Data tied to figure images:

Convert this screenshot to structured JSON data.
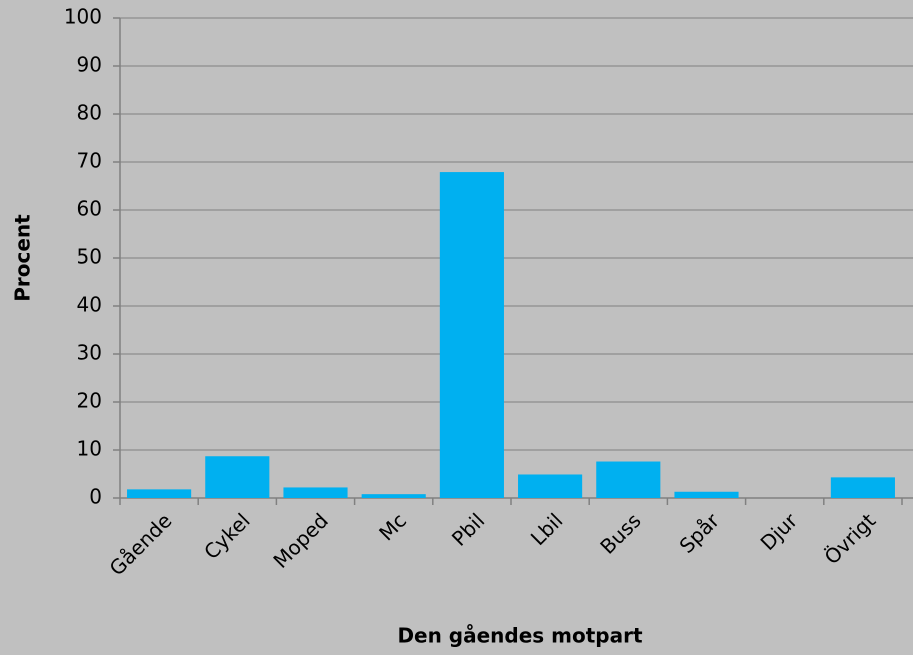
{
  "chart_data": {
    "type": "bar",
    "x_label": "Den gåendes motpart",
    "y_label": "Procent",
    "categories": [
      "Gående",
      "Cykel",
      "Moped",
      "Mc",
      "Pbil",
      "Lbil",
      "Buss",
      "Spår",
      "Djur",
      "Övrigt"
    ],
    "values": [
      1.8,
      8.7,
      2.2,
      0.8,
      67.9,
      4.9,
      7.6,
      1.3,
      0,
      4.3
    ],
    "color": "#00b0f0",
    "ylim": [
      0,
      100
    ],
    "yticks": [
      0,
      10,
      20,
      30,
      40,
      50,
      60,
      70,
      80,
      90,
      100
    ],
    "grid": true
  }
}
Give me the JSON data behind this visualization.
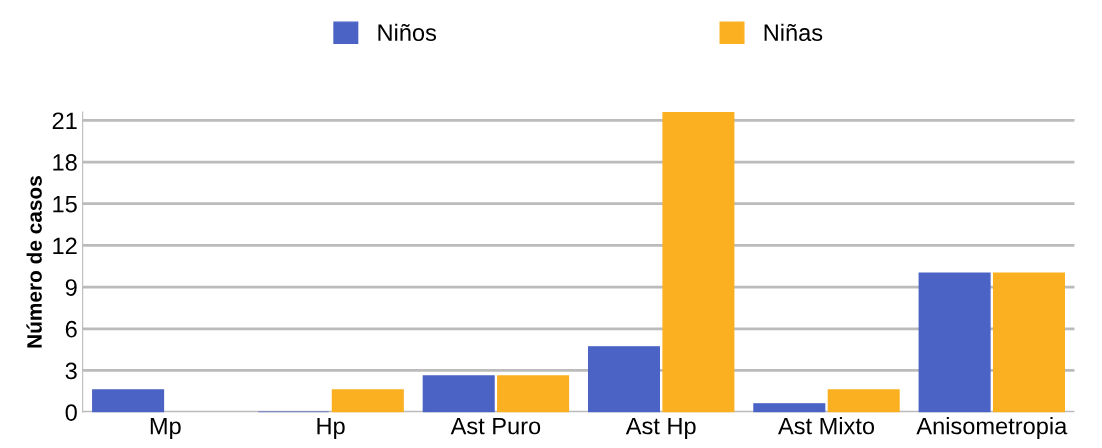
{
  "chart_data": {
    "type": "bar",
    "ylabel": "Número de casos",
    "categories": [
      "Mp",
      "Hp",
      "Ast Puro",
      "Ast Hp",
      "Ast Mixto",
      "Anisometropia"
    ],
    "series": [
      {
        "name": "Niños",
        "color": "#4a63c4",
        "values": [
          1.6,
          0,
          2.6,
          4.7,
          0.6,
          10
        ]
      },
      {
        "name": "Niñas",
        "color": "#fbb021",
        "values": [
          null,
          1.6,
          2.6,
          21.6,
          1.6,
          10
        ]
      }
    ],
    "ylim": [
      0,
      21.6
    ],
    "yticks": [
      0,
      3,
      6,
      9,
      12,
      15,
      18,
      21
    ],
    "grid": "y",
    "legend": "top"
  }
}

Task objective = Reproduce the data verbatim. Do not carry any picture into the copy.

Expected answer =
Convert this screenshot to structured JSON data.
{
  "chart_data": {
    "type": "bar",
    "x_label": "Den gåendes motpart",
    "y_label": "Procent",
    "categories": [
      "Gående",
      "Cykel",
      "Moped",
      "Mc",
      "Pbil",
      "Lbil",
      "Buss",
      "Spår",
      "Djur",
      "Övrigt"
    ],
    "values": [
      1.8,
      8.7,
      2.2,
      0.8,
      67.9,
      4.9,
      7.6,
      1.3,
      0,
      4.3
    ],
    "color": "#00b0f0",
    "ylim": [
      0,
      100
    ],
    "yticks": [
      0,
      10,
      20,
      30,
      40,
      50,
      60,
      70,
      80,
      90,
      100
    ],
    "grid": true
  }
}
Give me the JSON data behind this visualization.
{
  "chart_data": {
    "type": "bar",
    "ylabel": "Número de casos",
    "categories": [
      "Mp",
      "Hp",
      "Ast Puro",
      "Ast Hp",
      "Ast Mixto",
      "Anisometropia"
    ],
    "series": [
      {
        "name": "Niños",
        "color": "#4a63c4",
        "values": [
          1.6,
          0,
          2.6,
          4.7,
          0.6,
          10
        ]
      },
      {
        "name": "Niñas",
        "color": "#fbb021",
        "values": [
          null,
          1.6,
          2.6,
          21.6,
          1.6,
          10
        ]
      }
    ],
    "ylim": [
      0,
      21.6
    ],
    "yticks": [
      0,
      3,
      6,
      9,
      12,
      15,
      18,
      21
    ],
    "grid": "y",
    "legend": "top"
  }
}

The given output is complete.